Written problem
Look through the records below, and copy out every line that holds the string "meaning".

Input

----------

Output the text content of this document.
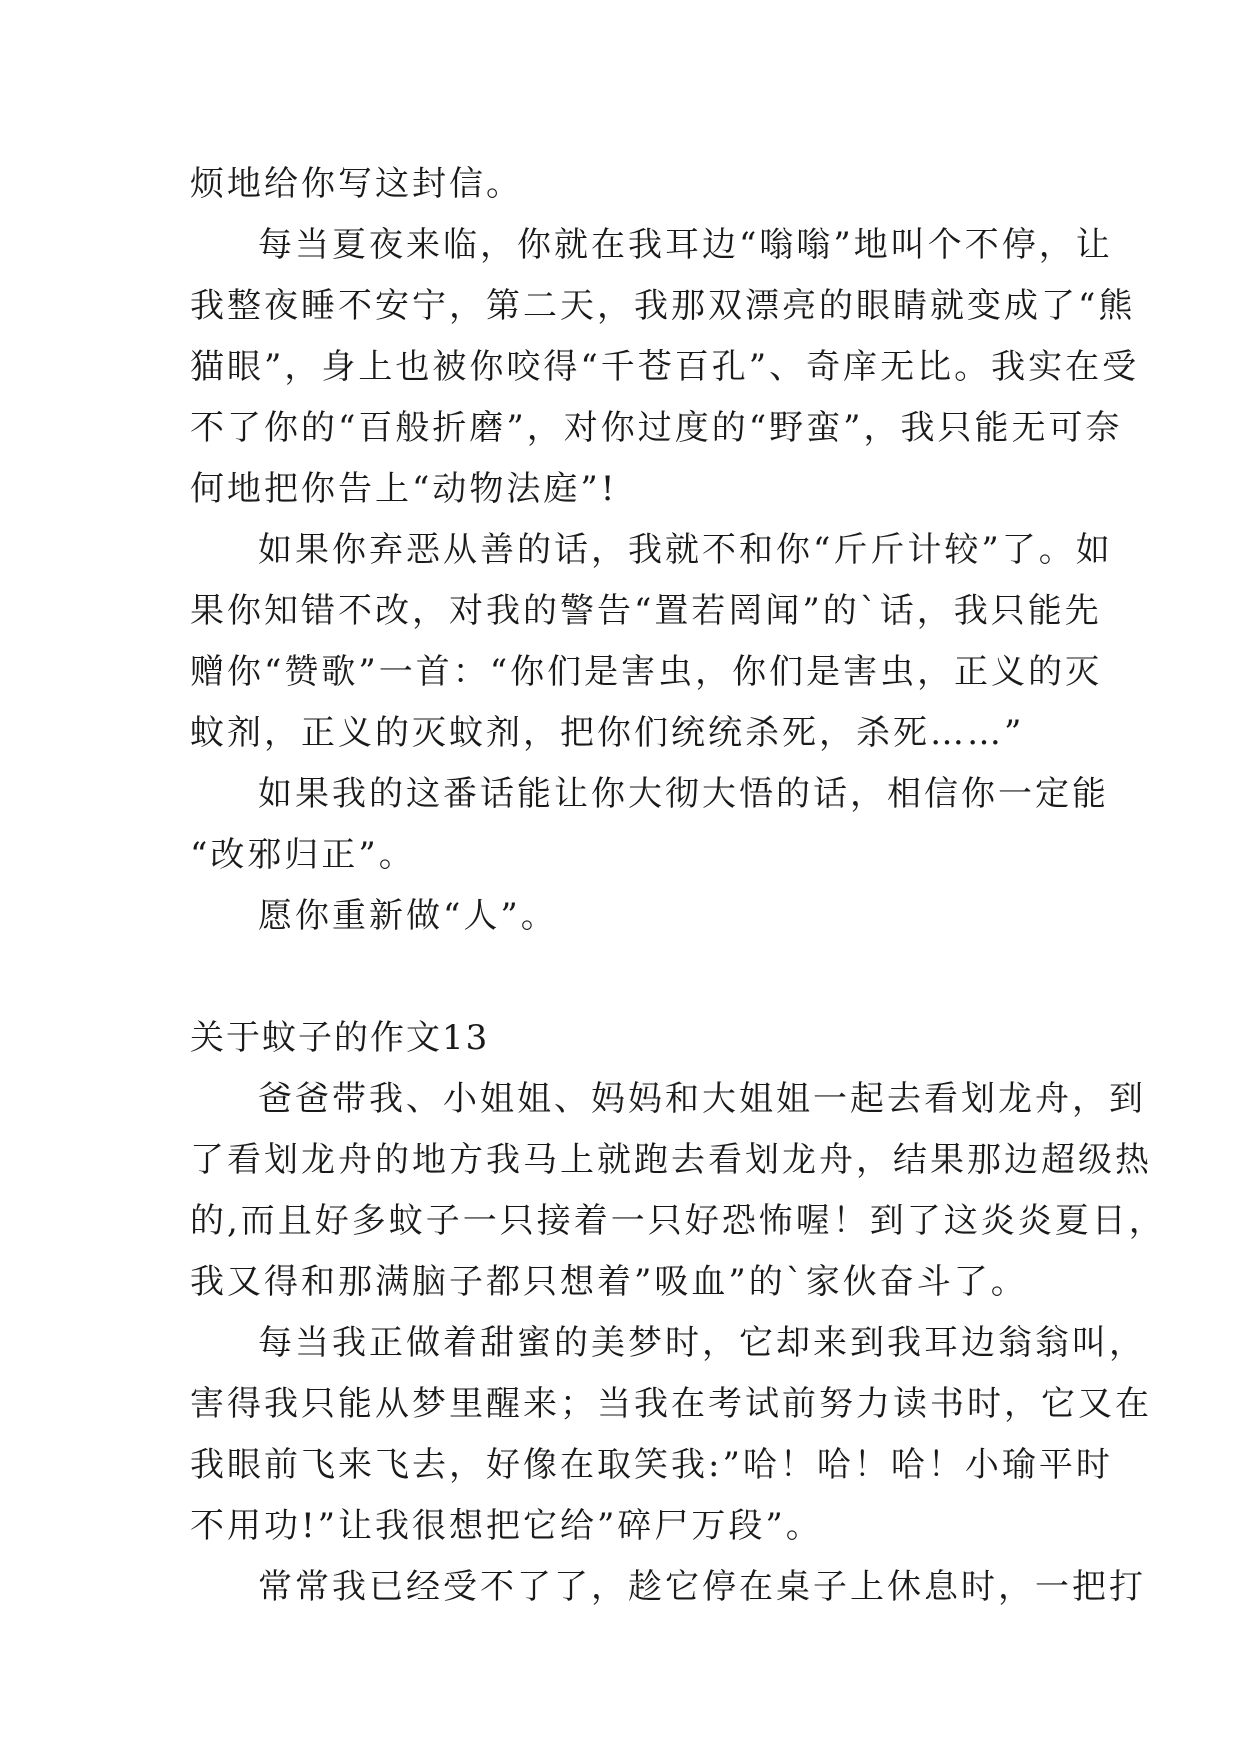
烦地给你写这封信。

每当夏夜来临，你就在我耳边“嗡嗡”地叫个不停，让
我整夜睡不安宁，第二天，我那双漂亮的眼睛就变成了“熊
猫眼”，身上也被你咬得“千苍百孔”、奇庠无比。我实在受
不了你的“百般折磨”，对你过度的“野蛮”，我只能无可奈
何地把你告上“动物法庭”!

如果你弃恶从善的话，我就不和你“斤斤计较”了。如
果你知错不改，对我的警告“置若罔闻”的`话，我只能先
赠你“赞歌”一首：“你们是害虫，你们是害虫，正义的灭
蚊剂，正义的灭蚊剂，把你们统统杀死，杀死……”

如果我的这番话能让你大彻大悟的话，相信你一定能
“改邪归正”。

愿你重新做“人”。

关于蚊子的作文13

爸爸带我、小姐姐、妈妈和大姐姐一起去看划龙舟，到
了看划龙舟的地方我马上就跑去看划龙舟，结果那边超级热
的,而且好多蚊子一只接着一只好恐怖喔！到了这炎炎夏日，
我又得和那满脑子都只想着”吸血”的`家伙奋斗了。

每当我正做着甜蜜的美梦时，它却来到我耳边翁翁叫，
害得我只能从梦里醒来；当我在考试前努力读书时，它又在
我眼前飞来飞去，好像在取笑我:”哈！哈！哈！小瑜平时
不用功!”让我很想把它给”碎尸万段”。

常常我已经受不了了，趁它停在桌子上休息时，一把打
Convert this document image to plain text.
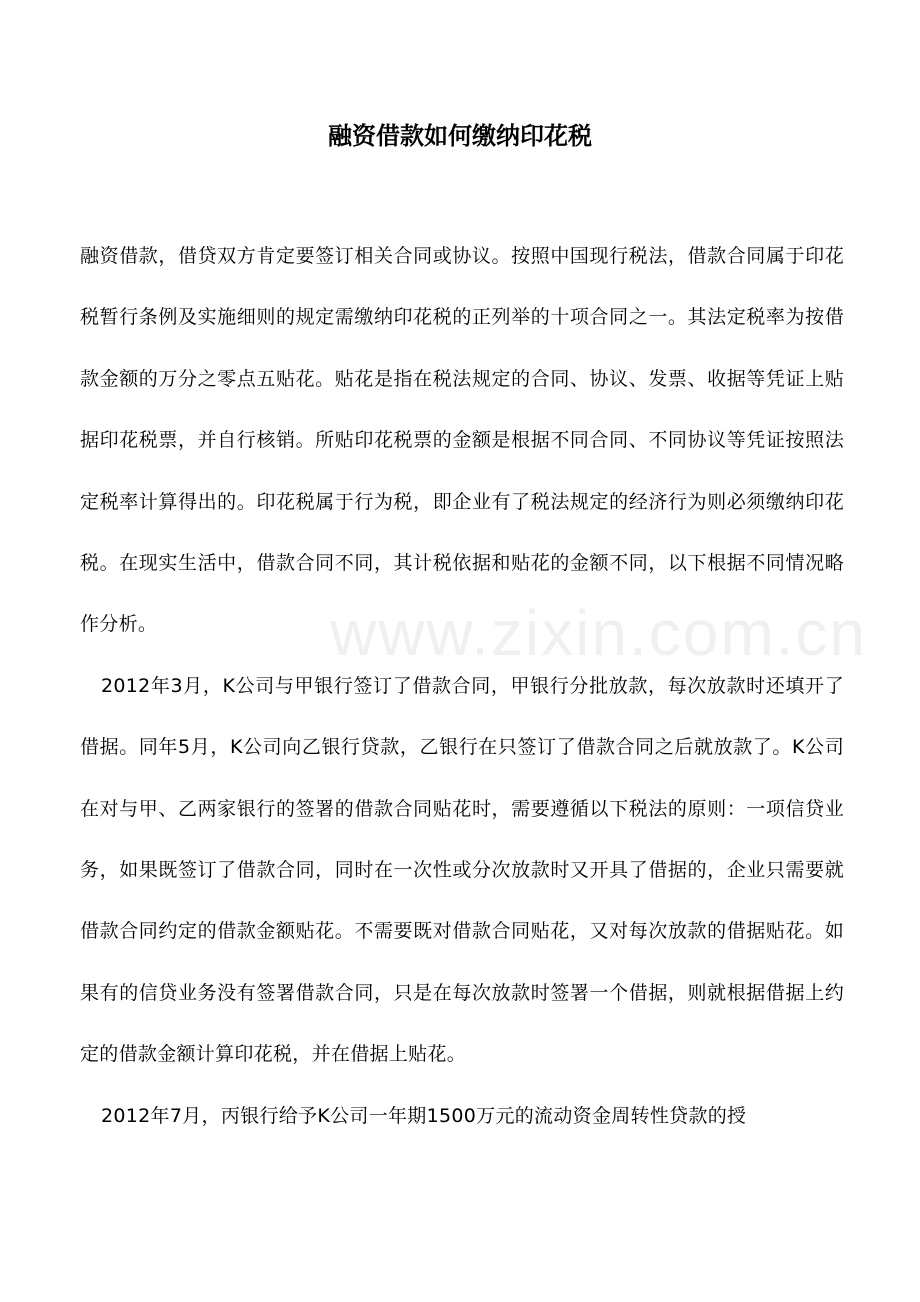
融资借款如何缴纳印花税
www.zixin.com.cn

融资借款，借贷双方肯定要签订相关合同或协议。按照中国现行税法，借款合同属于印花税暂行条例及实施细则的规定需缴纳印花税的正列举的十项合同之一。其法定税率为按借款金额的万分之零点五贴花。贴花是指在税法规定的合同、协议、发票、收据等凭证上贴据印花税票，并自行核销。所贴印花税票的金额是根据不同合同、不同协议等凭证按照法定税率计算得出的。印花税属于行为税，即企业有了税法规定的经济行为则必须缴纳印花税。在现实生活中，借款合同不同，其计税依据和贴花的金额不同，以下根据不同情况略作分析。

2012年3月，K公司与甲银行签订了借款合同，甲银行分批放款，每次放款时还填开了借据。同年5月，K公司向乙银行贷款，乙银行在只签订了借款合同之后就放款了。K公司在对与甲、乙两家银行的签署的借款合同贴花时，需要遵循以下税法的原则：一项信贷业务，如果既签订了借款合同，同时在一次性或分次放款时又开具了借据的，企业只需要就借款合同约定的借款金额贴花。不需要既对借款合同贴花，又对每次放款的借据贴花。如果有的信贷业务没有签署借款合同，只是在每次放款时签署一个借据，则就根据借据上约定的借款金额计算印花税，并在借据上贴花。

2012年7月，丙银行给予K公司一年期1500万元的流动资金周转性贷款的授
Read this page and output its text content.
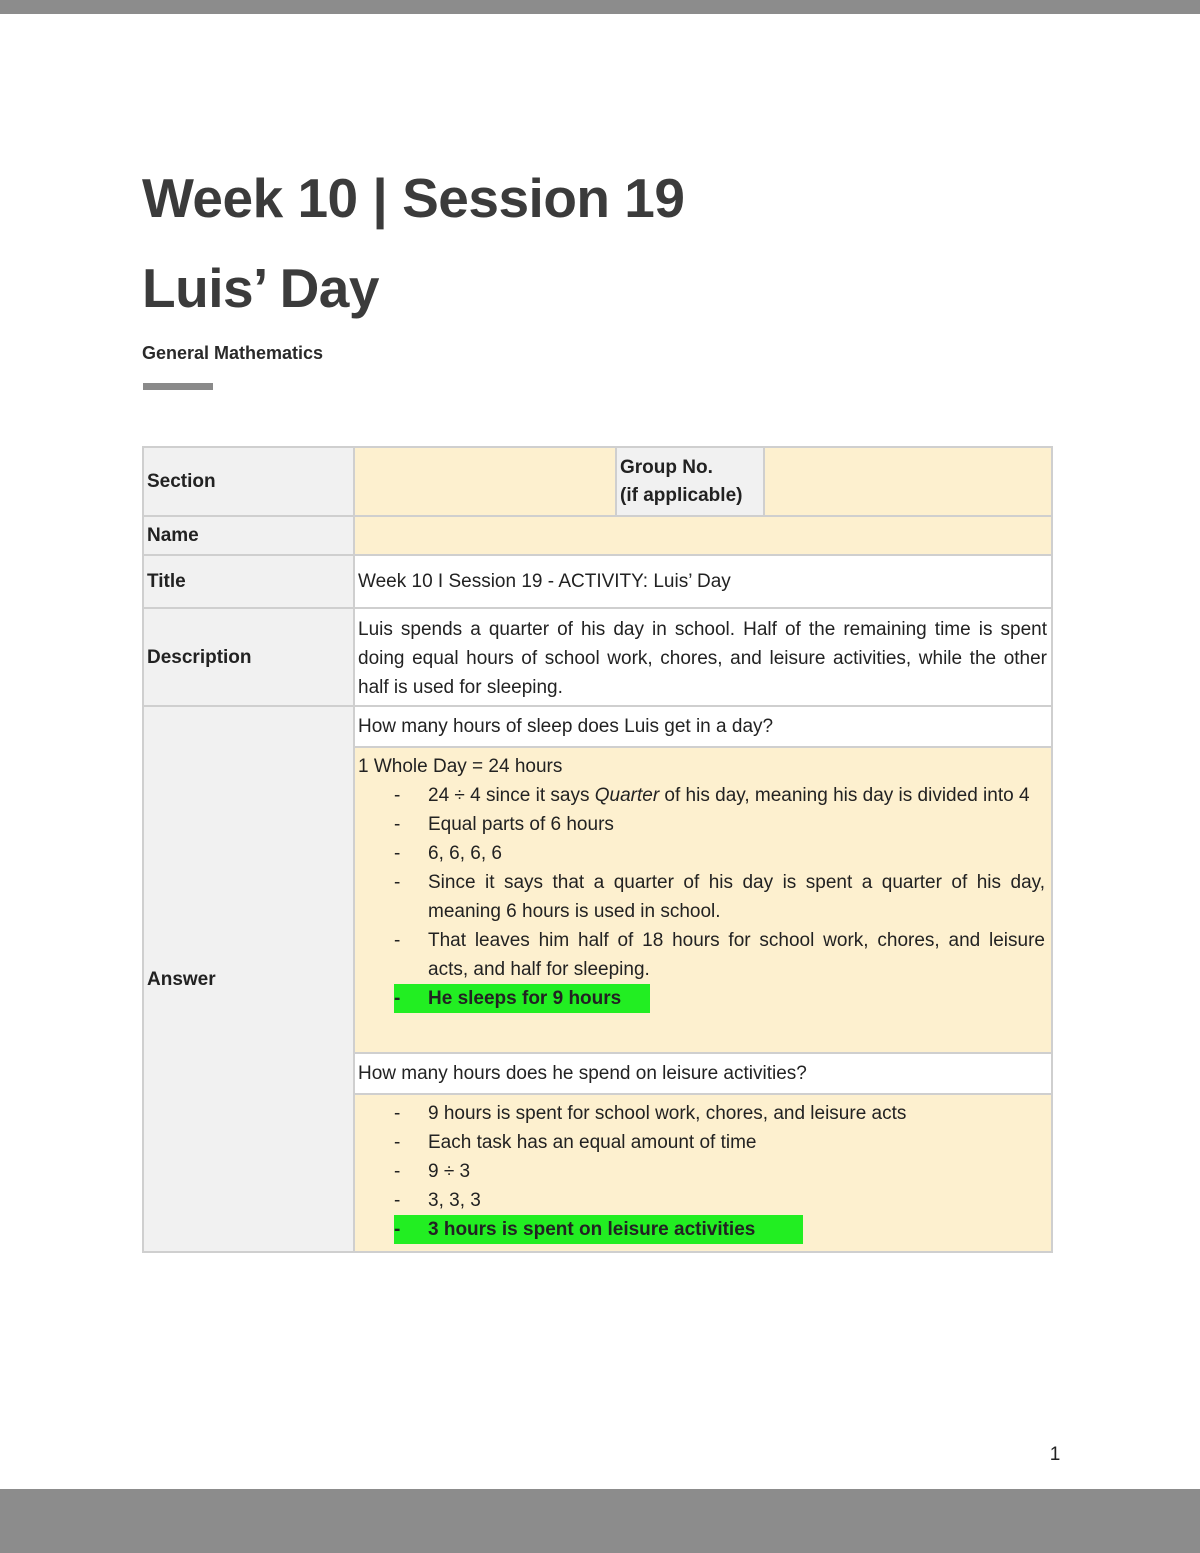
Week 10 | Session 19
Luis’ Day
General Mathematics
Section
Group No.
(if applicable)
Name
Title	Week 10 I Session 19 - ACTIVITY: Luis’ Day
Description
Luis spends a quarter of his day in school. Half of the remaining time is spent doing equal hours of school work, chores, and leisure activities, while the other half is used for sleeping.
Answer
How many hours of sleep does Luis get in a day?
1 Whole Day = 24 hours
- 24 ÷ 4 since it says Quarter of his day, meaning his day is divided into 4
- Equal parts of 6 hours
- 6, 6, 6, 6
- Since it says that a quarter of his day is spent a quarter of his day, meaning 6 hours is used in school.
- That leaves him half of 18 hours for school work, chores, and leisure acts, and half for sleeping.
- He sleeps for 9 hours
How many hours does he spend on leisure activities?
- 9 hours is spent for school work, chores, and leisure acts
- Each task has an equal amount of time
- 9 ÷ 3
- 3, 3, 3
- 3 hours is spent on leisure activities
1
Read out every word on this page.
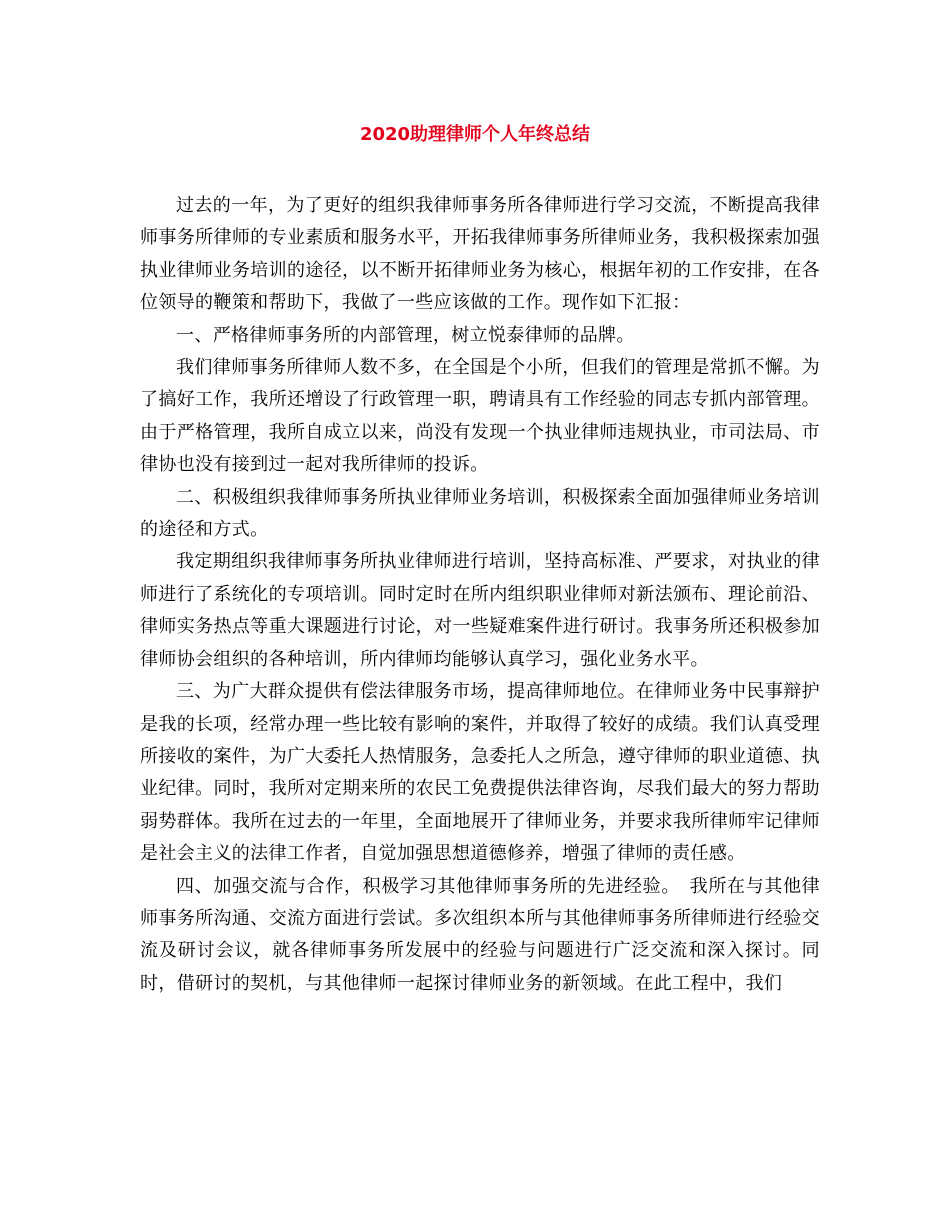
2020助理律师个人年终总结

过去的一年，为了更好的组织我律师事务所各律师进行学习交流，不断提高我律师事务所律师的专业素质和服务水平，开拓我律师事务所律师业务，我积极探索加强执业律师业务培训的途径，以不断开拓律师业务为核心，根据年初的工作安排，在各位领导的鞭策和帮助下，我做了一些应该做的工作。现作如下汇报：

一、严格律师事务所的内部管理，树立悦泰律师的品牌。

我们律师事务所律师人数不多，在全国是个小所，但我们的管理是常抓不懈。为了搞好工作，我所还增设了行政管理一职，聘请具有工作经验的同志专抓内部管理。由于严格管理，我所自成立以来，尚没有发现一个执业律师违规执业，市司法局、市律协也没有接到过一起对我所律师的投诉。

二、积极组织我律师事务所执业律师业务培训，积极探索全面加强律师业务培训的途径和方式。

我定期组织我律师事务所执业律师进行培训，坚持高标准、严要求，对执业的律师进行了系统化的专项培训。同时定时在所内组织职业律师对新法颁布、理论前沿、律师实务热点等重大课题进行讨论，对一些疑难案件进行研讨。我事务所还积极参加律师协会组织的各种培训，所内律师均能够认真学习，强化业务水平。

三、为广大群众提供有偿法律服务市场，提高律师地位。在律师业务中民事辩护是我的长项，经常办理一些比较有影响的案件，并取得了较好的成绩。我们认真受理所接收的案件，为广大委托人热情服务，急委托人之所急，遵守律师的职业道德、执业纪律。同时，我所对定期来所的农民工免费提供法律咨询，尽我们最大的努力帮助弱势群体。我所在过去的一年里，全面地展开了律师业务，并要求我所律师牢记律师是社会主义的法律工作者，自觉加强思想道德修养，增强了律师的责任感。

四、加强交流与合作，积极学习其他律师事务所的先进经验。　我所在与其他律师事务所沟通、交流方面进行尝试。多次组织本所与其他律师事务所律师进行经验交流及研讨会议，就各律师事务所发展中的经验与问题进行广泛交流和深入探讨。同时，借研讨的契机，与其他律师一起探讨律师业务的新领域。在此工程中，我们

----------

The completed task
- 24 ÷ 4 since it says Quarter of his day, meaning his day is divided into 4
- Since it says that a quarter of his day is spent a quarter of his day, meaning 6 hours is used in school.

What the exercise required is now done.